CHALLENGE:
List every line in this data where the string "服务期限内" occurs.
══════════════════════════════
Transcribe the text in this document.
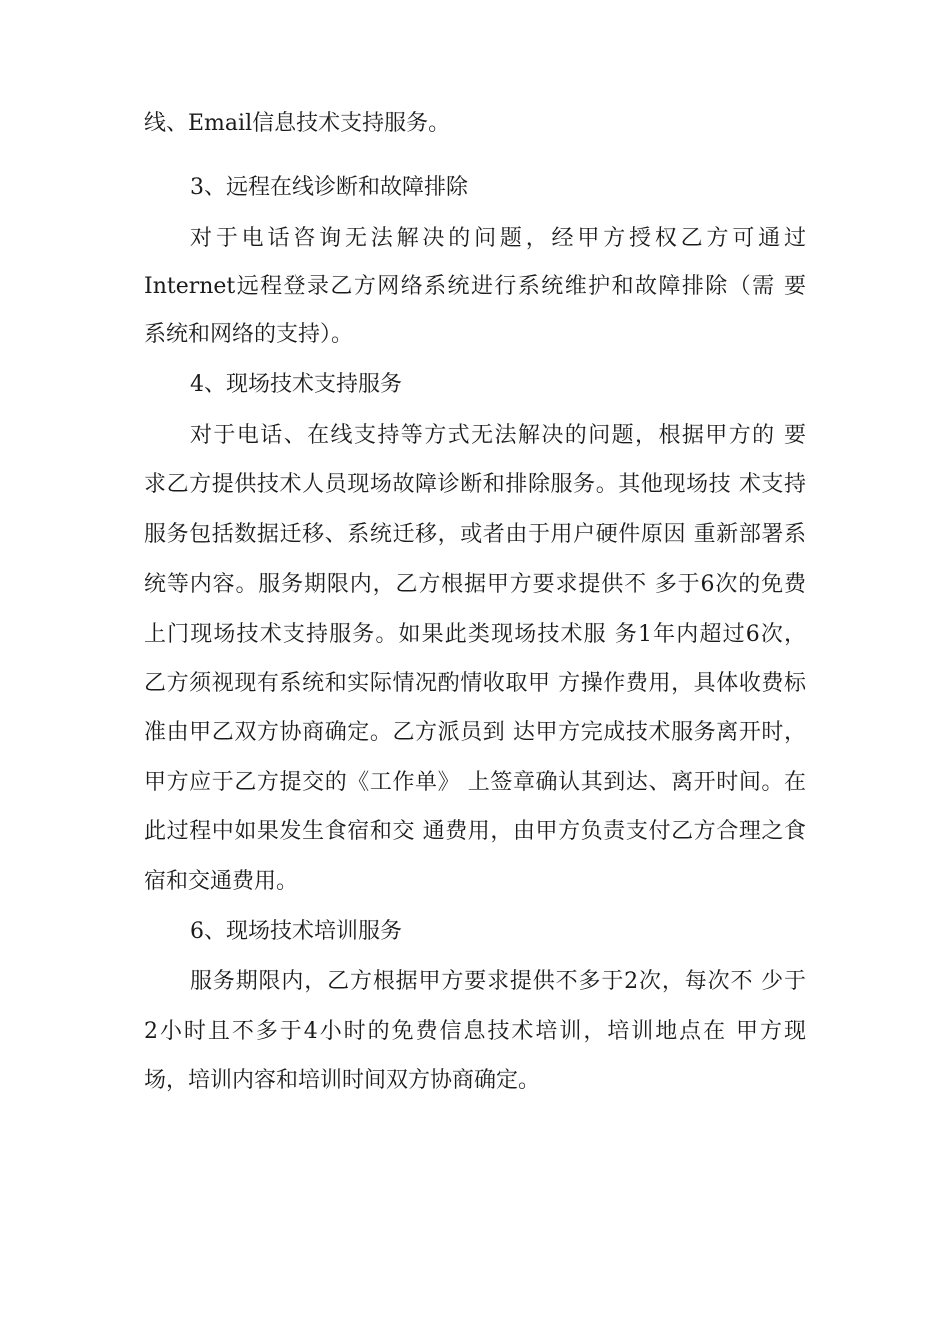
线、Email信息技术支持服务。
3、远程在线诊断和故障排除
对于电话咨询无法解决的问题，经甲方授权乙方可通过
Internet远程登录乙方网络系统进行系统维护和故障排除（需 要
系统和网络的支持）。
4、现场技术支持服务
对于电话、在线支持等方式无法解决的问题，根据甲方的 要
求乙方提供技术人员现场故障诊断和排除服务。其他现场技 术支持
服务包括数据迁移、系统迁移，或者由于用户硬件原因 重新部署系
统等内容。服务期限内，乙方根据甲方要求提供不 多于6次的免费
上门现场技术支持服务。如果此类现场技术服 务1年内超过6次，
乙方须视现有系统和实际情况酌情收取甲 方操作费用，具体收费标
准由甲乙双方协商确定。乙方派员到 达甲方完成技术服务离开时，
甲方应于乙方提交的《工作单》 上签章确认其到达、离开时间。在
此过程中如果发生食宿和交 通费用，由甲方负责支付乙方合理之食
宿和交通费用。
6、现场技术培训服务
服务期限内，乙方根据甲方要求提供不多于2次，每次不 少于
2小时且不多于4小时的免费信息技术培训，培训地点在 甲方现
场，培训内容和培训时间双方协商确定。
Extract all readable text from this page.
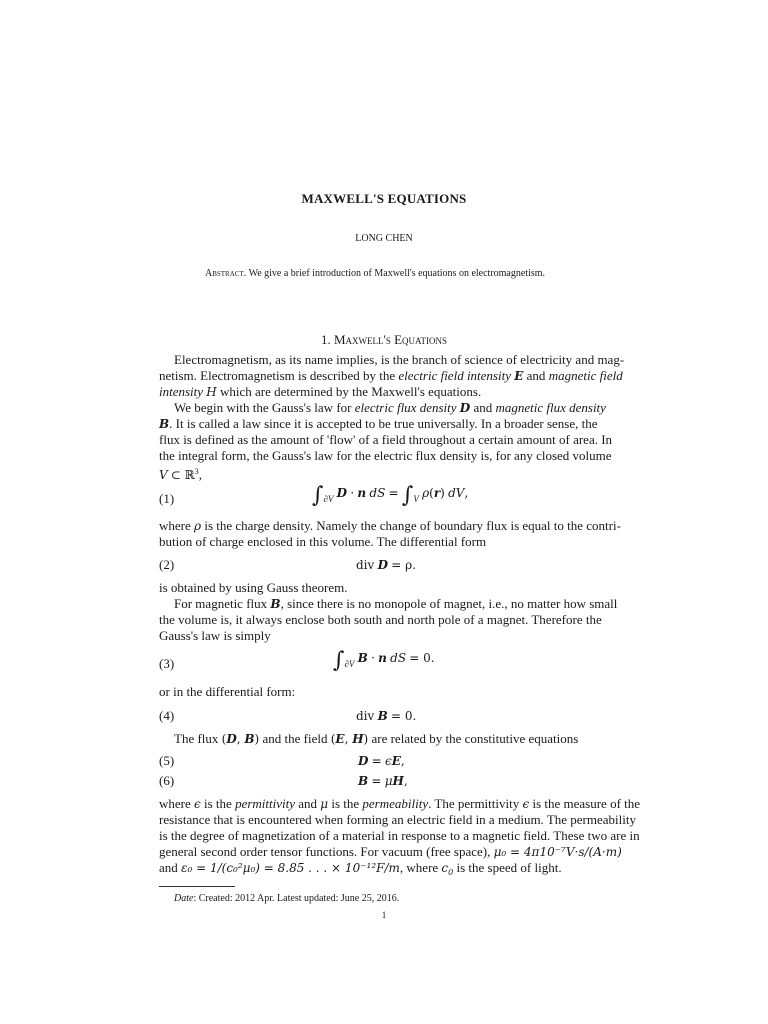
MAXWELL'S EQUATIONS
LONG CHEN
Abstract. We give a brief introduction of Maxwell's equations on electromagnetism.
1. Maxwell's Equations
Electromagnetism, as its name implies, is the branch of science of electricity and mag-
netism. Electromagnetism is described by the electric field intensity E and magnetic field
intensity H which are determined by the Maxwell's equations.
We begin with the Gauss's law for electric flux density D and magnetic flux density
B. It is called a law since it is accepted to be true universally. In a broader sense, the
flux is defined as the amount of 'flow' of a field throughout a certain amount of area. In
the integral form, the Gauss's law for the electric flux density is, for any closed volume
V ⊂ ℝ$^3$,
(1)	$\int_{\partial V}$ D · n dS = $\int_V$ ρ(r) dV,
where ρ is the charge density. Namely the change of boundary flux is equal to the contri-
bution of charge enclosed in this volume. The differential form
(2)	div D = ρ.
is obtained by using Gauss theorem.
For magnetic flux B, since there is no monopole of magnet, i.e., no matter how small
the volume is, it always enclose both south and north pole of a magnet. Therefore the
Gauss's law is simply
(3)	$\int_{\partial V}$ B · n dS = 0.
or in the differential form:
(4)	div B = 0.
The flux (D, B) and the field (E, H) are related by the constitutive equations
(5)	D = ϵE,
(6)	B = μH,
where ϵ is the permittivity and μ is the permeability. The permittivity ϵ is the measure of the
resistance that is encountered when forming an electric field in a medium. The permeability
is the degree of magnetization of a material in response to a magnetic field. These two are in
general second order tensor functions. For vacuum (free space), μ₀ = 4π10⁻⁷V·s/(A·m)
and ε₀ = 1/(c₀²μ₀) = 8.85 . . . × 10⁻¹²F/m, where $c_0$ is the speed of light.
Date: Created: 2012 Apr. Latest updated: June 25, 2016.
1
══════════════════════════════
SOLUTION:
统等内容。服务期限内，乙方根据甲方要求提供不 多于6次的免费
服务期限内，乙方根据甲方要求提供不多于2次，每次不 少于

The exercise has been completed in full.